■ **What is needed**: Pull out every line below containing the word "image".

■ **Dataset entries**:
__________

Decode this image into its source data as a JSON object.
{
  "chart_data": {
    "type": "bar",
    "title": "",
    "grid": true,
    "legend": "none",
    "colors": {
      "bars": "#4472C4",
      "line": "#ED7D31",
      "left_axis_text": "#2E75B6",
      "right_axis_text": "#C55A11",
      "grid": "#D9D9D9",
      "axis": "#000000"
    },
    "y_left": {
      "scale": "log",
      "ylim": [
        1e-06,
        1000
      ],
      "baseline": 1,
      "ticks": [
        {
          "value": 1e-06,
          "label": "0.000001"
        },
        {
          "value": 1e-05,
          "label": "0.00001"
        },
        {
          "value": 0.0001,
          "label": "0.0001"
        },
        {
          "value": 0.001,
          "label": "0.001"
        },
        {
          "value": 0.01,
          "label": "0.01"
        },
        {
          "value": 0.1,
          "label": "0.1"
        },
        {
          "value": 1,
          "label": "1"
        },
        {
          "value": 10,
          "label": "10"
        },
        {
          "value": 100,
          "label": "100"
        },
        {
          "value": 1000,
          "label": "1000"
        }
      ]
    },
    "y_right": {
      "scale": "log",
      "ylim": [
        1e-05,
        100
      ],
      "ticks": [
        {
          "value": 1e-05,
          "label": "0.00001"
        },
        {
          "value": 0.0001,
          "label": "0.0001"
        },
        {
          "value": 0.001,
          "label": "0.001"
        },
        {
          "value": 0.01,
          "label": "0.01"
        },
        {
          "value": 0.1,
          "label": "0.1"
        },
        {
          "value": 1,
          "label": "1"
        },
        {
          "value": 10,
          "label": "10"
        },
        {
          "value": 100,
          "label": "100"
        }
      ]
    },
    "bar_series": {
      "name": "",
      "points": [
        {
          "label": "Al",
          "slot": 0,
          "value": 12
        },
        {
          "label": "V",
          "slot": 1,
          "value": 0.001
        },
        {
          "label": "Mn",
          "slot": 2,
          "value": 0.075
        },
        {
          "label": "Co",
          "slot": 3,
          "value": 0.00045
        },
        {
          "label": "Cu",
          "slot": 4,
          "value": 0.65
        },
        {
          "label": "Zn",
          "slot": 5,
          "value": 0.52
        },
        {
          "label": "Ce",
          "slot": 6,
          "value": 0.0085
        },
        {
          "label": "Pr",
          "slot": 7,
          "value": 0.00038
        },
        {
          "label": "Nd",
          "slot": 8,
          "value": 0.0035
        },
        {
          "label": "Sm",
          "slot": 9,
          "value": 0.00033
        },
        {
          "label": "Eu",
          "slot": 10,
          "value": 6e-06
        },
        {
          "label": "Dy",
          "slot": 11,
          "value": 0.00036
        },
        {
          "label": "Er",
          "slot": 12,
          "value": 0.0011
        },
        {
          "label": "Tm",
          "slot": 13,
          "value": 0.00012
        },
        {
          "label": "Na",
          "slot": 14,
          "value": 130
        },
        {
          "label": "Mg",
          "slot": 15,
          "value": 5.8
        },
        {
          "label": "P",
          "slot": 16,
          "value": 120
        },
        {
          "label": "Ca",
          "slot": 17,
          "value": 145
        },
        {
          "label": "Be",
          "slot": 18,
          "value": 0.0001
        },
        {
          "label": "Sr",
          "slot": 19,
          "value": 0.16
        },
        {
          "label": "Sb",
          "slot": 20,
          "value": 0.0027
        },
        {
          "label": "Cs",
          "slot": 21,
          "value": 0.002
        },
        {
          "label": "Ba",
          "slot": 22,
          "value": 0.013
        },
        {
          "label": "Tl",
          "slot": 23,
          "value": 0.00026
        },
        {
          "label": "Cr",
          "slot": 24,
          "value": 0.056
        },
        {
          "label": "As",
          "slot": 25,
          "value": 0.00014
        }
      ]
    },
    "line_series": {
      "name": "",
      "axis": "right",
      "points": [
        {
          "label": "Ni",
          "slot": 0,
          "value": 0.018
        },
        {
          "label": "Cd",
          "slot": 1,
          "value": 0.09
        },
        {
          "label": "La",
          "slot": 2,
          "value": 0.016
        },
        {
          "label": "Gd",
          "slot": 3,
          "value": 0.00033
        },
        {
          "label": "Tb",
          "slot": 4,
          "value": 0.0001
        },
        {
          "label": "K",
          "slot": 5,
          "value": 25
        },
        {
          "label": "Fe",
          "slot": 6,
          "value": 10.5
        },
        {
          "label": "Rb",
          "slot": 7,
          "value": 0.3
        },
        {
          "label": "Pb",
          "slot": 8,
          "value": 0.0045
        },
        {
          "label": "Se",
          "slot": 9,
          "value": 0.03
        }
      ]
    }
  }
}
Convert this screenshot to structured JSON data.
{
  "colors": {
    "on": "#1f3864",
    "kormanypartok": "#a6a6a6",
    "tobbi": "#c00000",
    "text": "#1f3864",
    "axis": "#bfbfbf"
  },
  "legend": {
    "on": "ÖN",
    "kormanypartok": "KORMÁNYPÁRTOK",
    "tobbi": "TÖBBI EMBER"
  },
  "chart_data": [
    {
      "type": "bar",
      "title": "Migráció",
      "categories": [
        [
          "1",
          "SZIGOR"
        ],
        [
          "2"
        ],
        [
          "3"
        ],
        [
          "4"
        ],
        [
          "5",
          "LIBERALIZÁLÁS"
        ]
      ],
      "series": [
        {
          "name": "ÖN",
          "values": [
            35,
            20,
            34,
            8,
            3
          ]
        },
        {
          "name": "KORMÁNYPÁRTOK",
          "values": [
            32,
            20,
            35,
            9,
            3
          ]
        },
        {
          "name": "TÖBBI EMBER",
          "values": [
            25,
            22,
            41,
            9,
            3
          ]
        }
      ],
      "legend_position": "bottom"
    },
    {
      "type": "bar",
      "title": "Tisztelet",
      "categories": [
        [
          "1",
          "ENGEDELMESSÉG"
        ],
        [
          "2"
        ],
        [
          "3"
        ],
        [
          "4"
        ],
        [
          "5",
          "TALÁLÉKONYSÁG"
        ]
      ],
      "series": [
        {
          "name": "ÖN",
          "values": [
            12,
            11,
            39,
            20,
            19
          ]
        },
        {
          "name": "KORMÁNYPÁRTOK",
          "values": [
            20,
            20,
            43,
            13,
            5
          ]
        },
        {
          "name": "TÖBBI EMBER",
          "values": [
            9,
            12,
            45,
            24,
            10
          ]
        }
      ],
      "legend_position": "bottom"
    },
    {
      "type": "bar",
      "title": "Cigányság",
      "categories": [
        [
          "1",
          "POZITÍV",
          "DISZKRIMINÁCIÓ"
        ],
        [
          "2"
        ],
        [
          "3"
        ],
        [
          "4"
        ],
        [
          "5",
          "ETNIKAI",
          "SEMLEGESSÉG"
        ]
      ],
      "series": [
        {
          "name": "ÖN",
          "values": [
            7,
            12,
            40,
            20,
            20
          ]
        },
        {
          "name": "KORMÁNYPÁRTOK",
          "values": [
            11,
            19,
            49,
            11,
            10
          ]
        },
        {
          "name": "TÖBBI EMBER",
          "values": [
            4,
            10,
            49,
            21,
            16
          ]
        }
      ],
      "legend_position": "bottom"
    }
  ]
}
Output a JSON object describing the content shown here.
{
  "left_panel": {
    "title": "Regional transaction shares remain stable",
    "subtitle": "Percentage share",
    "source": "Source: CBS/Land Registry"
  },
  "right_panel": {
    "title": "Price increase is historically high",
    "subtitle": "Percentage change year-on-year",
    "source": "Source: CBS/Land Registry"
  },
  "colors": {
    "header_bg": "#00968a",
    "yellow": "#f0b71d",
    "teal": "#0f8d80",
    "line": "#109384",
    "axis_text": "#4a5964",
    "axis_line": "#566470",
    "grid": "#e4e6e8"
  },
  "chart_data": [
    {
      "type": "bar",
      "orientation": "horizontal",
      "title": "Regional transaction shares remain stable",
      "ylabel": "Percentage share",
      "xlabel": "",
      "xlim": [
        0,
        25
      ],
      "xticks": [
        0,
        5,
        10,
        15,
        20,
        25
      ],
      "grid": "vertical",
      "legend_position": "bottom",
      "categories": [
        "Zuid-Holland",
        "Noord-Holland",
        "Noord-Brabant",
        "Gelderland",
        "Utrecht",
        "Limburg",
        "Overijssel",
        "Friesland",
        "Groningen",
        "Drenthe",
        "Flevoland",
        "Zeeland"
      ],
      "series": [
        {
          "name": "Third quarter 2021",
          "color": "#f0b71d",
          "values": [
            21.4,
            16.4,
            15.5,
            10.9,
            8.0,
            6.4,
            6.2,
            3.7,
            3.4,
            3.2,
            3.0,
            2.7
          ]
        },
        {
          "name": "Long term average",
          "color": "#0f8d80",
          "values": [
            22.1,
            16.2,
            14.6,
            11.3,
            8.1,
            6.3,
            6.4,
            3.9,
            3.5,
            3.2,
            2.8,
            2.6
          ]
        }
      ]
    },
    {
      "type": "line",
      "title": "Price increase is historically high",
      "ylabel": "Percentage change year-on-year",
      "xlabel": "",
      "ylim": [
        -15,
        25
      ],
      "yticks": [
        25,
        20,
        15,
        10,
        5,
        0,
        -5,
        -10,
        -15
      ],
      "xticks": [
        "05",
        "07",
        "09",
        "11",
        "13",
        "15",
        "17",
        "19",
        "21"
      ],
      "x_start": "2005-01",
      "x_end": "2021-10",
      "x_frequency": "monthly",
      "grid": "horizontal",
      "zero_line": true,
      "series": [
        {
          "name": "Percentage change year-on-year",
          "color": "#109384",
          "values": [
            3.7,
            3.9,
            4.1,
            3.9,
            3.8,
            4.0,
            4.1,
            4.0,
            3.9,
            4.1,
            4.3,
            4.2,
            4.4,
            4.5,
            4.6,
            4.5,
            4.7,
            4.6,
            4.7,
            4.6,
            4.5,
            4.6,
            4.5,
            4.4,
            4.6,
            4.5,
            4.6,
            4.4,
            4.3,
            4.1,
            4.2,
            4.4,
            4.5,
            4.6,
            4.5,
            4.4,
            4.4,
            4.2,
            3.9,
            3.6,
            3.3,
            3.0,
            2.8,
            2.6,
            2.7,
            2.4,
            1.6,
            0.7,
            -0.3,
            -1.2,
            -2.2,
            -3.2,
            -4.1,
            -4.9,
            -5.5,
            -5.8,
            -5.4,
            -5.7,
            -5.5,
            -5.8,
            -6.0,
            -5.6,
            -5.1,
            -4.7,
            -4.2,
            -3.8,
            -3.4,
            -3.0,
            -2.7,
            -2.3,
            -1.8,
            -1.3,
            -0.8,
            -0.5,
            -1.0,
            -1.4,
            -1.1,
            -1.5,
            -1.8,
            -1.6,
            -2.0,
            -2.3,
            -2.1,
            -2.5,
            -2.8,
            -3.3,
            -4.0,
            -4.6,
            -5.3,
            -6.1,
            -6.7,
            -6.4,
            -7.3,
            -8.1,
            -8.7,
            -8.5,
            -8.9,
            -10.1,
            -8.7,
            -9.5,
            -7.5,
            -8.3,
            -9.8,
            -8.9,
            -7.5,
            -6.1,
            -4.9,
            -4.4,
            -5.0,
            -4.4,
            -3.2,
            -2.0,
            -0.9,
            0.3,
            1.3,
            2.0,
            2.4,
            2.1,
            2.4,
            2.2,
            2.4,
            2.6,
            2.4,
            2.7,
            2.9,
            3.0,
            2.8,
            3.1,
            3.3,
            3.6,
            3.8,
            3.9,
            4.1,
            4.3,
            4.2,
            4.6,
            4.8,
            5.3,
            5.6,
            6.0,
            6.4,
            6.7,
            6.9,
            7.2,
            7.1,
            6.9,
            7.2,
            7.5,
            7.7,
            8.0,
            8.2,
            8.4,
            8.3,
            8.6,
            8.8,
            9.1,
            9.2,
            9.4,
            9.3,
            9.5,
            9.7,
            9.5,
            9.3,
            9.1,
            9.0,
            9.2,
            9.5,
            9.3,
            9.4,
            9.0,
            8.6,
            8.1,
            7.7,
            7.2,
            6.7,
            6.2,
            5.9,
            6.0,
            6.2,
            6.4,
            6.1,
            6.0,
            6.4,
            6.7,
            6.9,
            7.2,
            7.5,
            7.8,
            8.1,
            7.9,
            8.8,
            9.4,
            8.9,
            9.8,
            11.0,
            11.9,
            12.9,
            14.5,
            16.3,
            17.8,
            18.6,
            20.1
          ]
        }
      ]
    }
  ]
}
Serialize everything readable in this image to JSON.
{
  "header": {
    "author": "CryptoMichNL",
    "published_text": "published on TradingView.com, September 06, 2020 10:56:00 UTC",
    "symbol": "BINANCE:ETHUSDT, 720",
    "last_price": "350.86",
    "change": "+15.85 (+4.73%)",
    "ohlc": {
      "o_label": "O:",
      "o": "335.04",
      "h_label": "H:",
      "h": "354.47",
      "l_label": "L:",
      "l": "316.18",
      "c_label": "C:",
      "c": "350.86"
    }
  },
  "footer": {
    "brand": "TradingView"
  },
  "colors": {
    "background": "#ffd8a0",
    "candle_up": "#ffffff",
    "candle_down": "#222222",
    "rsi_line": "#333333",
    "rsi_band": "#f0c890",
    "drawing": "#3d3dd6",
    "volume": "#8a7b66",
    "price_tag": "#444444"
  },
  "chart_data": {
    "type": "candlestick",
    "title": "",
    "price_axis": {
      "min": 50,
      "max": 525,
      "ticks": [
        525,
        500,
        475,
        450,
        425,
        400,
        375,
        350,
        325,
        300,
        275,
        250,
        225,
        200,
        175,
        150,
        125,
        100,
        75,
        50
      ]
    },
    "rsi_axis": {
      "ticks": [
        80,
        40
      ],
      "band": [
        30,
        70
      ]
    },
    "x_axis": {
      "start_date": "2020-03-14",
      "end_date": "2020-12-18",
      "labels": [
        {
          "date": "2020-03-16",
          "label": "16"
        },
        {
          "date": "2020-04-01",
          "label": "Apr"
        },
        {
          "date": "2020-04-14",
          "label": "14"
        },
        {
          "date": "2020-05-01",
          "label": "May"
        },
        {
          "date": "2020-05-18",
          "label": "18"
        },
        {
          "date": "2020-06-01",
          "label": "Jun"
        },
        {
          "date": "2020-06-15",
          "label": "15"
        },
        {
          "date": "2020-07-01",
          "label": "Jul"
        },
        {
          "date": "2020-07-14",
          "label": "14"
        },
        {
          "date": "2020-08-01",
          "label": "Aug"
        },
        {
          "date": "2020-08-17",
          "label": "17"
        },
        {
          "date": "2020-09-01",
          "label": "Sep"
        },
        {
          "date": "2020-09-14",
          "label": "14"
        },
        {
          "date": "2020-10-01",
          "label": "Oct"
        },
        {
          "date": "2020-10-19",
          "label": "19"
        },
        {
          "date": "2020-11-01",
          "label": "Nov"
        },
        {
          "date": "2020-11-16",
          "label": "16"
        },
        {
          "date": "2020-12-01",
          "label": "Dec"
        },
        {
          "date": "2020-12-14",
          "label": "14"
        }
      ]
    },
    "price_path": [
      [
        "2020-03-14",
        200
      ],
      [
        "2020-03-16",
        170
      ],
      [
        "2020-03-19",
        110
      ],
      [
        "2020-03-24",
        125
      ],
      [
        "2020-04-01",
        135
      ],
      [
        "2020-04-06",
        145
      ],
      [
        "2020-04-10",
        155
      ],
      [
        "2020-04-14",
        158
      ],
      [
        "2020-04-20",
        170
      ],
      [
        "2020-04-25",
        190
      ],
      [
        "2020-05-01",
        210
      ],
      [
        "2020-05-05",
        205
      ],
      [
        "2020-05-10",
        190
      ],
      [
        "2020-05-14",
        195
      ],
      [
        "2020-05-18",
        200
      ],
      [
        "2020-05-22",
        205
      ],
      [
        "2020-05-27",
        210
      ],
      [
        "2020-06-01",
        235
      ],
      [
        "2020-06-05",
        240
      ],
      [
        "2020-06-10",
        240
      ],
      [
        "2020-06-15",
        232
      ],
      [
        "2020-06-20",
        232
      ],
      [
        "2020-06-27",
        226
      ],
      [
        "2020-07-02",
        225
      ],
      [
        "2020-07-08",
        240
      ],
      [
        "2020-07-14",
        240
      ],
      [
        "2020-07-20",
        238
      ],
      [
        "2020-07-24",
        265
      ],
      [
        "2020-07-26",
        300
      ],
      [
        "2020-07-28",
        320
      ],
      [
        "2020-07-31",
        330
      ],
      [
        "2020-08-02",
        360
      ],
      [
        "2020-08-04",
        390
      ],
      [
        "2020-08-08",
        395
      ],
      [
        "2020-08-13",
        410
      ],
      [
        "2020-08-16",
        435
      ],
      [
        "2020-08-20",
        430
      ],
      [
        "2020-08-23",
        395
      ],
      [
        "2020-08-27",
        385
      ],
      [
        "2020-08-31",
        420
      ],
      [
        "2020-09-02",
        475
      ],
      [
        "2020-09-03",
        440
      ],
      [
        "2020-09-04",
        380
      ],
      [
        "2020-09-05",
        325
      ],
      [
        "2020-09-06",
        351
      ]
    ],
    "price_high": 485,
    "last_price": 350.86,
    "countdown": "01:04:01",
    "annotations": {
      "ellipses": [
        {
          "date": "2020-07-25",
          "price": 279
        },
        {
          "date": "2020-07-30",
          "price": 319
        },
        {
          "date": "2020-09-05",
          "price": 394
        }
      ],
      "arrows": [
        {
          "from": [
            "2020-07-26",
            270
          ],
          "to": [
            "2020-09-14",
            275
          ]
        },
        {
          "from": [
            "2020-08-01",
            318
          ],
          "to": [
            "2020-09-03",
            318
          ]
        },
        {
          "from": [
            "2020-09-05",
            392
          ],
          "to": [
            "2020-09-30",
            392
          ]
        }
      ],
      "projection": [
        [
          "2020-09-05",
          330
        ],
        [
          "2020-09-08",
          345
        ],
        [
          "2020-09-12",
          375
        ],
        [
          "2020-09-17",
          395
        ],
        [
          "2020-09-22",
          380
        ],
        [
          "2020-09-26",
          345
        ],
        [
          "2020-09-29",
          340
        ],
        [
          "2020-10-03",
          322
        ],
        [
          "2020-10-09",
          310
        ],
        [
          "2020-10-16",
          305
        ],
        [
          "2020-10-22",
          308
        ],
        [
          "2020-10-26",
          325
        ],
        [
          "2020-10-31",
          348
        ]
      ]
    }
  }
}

__________

■ **Solution to this task**:
Decode this image into its source data as a JSON object.
Serialize everything readable in this image to JSON.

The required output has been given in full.